◆ WORK INSTRUCTIONS: All entries are to be given again verbatim.

==========

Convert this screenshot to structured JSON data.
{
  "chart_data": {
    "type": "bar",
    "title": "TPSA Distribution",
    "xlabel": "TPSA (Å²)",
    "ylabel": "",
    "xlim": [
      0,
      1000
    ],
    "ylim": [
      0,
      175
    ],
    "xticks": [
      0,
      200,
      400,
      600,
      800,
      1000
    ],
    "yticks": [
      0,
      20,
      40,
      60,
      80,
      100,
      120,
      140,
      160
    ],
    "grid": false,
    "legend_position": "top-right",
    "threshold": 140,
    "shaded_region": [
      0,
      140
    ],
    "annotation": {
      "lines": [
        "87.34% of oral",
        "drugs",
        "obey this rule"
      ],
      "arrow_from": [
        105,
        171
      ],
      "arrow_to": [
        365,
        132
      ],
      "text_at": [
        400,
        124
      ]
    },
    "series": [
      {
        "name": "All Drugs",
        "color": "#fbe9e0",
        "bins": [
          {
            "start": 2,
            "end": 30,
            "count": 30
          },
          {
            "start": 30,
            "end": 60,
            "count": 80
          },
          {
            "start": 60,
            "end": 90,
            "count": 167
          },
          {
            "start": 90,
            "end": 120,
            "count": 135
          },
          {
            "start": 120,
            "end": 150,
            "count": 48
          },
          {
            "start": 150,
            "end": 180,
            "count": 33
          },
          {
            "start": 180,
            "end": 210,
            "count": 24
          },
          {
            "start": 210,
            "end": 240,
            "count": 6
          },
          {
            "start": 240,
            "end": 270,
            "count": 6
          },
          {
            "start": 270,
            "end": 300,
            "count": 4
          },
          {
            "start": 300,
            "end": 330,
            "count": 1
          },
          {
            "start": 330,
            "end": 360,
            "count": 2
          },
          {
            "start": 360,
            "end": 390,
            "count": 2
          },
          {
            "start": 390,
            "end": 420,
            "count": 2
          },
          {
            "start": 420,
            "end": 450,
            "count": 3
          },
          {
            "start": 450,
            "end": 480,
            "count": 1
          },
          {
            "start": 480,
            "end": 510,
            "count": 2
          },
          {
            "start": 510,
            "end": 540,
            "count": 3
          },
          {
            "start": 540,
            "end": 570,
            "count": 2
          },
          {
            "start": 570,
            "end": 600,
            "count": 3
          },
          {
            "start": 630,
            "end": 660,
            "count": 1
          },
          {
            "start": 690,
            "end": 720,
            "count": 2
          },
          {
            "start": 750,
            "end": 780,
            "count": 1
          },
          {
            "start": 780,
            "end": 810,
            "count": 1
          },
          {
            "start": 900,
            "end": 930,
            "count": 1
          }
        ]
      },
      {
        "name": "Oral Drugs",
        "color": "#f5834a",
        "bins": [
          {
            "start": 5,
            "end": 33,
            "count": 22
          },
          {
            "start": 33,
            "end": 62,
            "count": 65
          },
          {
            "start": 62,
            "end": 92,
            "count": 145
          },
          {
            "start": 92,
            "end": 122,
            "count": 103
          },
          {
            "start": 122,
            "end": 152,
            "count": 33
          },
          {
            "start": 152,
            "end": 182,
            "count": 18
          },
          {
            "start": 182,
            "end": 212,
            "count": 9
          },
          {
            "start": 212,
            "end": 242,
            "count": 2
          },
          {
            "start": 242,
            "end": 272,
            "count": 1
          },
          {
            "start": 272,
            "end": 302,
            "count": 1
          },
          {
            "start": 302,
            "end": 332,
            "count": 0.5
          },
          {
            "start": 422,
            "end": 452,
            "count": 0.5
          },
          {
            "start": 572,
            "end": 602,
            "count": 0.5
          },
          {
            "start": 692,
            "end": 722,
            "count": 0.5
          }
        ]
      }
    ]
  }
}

==========

◆ SOLVED EXERCISE:
Convert this screenshot to structured JSON data.
{
  "chart_data": {
    "type": "bar",
    "title": "TPSA Distribution",
    "xlabel": "TPSA (Å²)",
    "ylabel": "",
    "xlim": [
      0,
      1000
    ],
    "ylim": [
      0,
      175
    ],
    "xticks": [
      0,
      200,
      400,
      600,
      800,
      1000
    ],
    "yticks": [
      0,
      20,
      40,
      60,
      80,
      100,
      120,
      140,
      160
    ],
    "grid": false,
    "legend_position": "top-right",
    "threshold": 140,
    "shaded_region": [
      0,
      140
    ],
    "annotation": {
      "lines": [
        "87.34% of oral",
        "drugs",
        "obey this rule"
      ],
      "arrow_from": [
        105,
        171
      ],
      "arrow_to": [
        365,
        132
      ],
      "text_at": [
        400,
        124
      ]
    },
    "series": [
      {
        "name": "All Drugs",
        "color": "#fbe9e0",
        "bins": [
          {
            "start": 2,
            "end": 30,
            "count": 30
          },
          {
            "start": 30,
            "end": 60,
            "count": 80
          },
          {
            "start": 60,
            "end": 90,
            "count": 167
          },
          {
            "start": 90,
            "end": 120,
            "count": 135
          },
          {
            "start": 120,
            "end": 150,
            "count": 48
          },
          {
            "start": 150,
            "end": 180,
            "count": 33
          },
          {
            "start": 180,
            "end": 210,
            "count": 24
          },
          {
            "start": 210,
            "end": 240,
            "count": 6
          },
          {
            "start": 240,
            "end": 270,
            "count": 6
          },
          {
            "start": 270,
            "end": 300,
            "count": 4
          },
          {
            "start": 300,
            "end": 330,
            "count": 1
          },
          {
            "start": 330,
            "end": 360,
            "count": 2
          },
          {
            "start": 360,
            "end": 390,
            "count": 2
          },
          {
            "start": 390,
            "end": 420,
            "count": 2
          },
          {
            "start": 420,
            "end": 450,
            "count": 3
          },
          {
            "start": 450,
            "end": 480,
            "count": 1
          },
          {
            "start": 480,
            "end": 510,
            "count": 2
          },
          {
            "start": 510,
            "end": 540,
            "count": 3
          },
          {
            "start": 540,
            "end": 570,
            "count": 2
          },
          {
            "start": 570,
            "end": 600,
            "count": 3
          },
          {
            "start": 630,
            "end": 660,
            "count": 1
          },
          {
            "start": 690,
            "end": 720,
            "count": 2
          },
          {
            "start": 750,
            "end": 780,
            "count": 1
          },
          {
            "start": 780,
            "end": 810,
            "count": 1
          },
          {
            "start": 900,
            "end": 930,
            "count": 1
          }
        ]
      },
      {
        "name": "Oral Drugs",
        "color": "#f5834a",
        "bins": [
          {
            "start": 5,
            "end": 33,
            "count": 22
          },
          {
            "start": 33,
            "end": 62,
            "count": 65
          },
          {
            "start": 62,
            "end": 92,
            "count": 145
          },
          {
            "start": 92,
            "end": 122,
            "count": 103
          },
          {
            "start": 122,
            "end": 152,
            "count": 33
          },
          {
            "start": 152,
            "end": 182,
            "count": 18
          },
          {
            "start": 182,
            "end": 212,
            "count": 9
          },
          {
            "start": 212,
            "end": 242,
            "count": 2
          },
          {
            "start": 242,
            "end": 272,
            "count": 1
          },
          {
            "start": 272,
            "end": 302,
            "count": 1
          },
          {
            "start": 302,
            "end": 332,
            "count": 0.5
          },
          {
            "start": 422,
            "end": 452,
            "count": 0.5
          },
          {
            "start": 572,
            "end": 602,
            "count": 0.5
          },
          {
            "start": 692,
            "end": 722,
            "count": 0.5
          }
        ]
      }
    ]
  }
}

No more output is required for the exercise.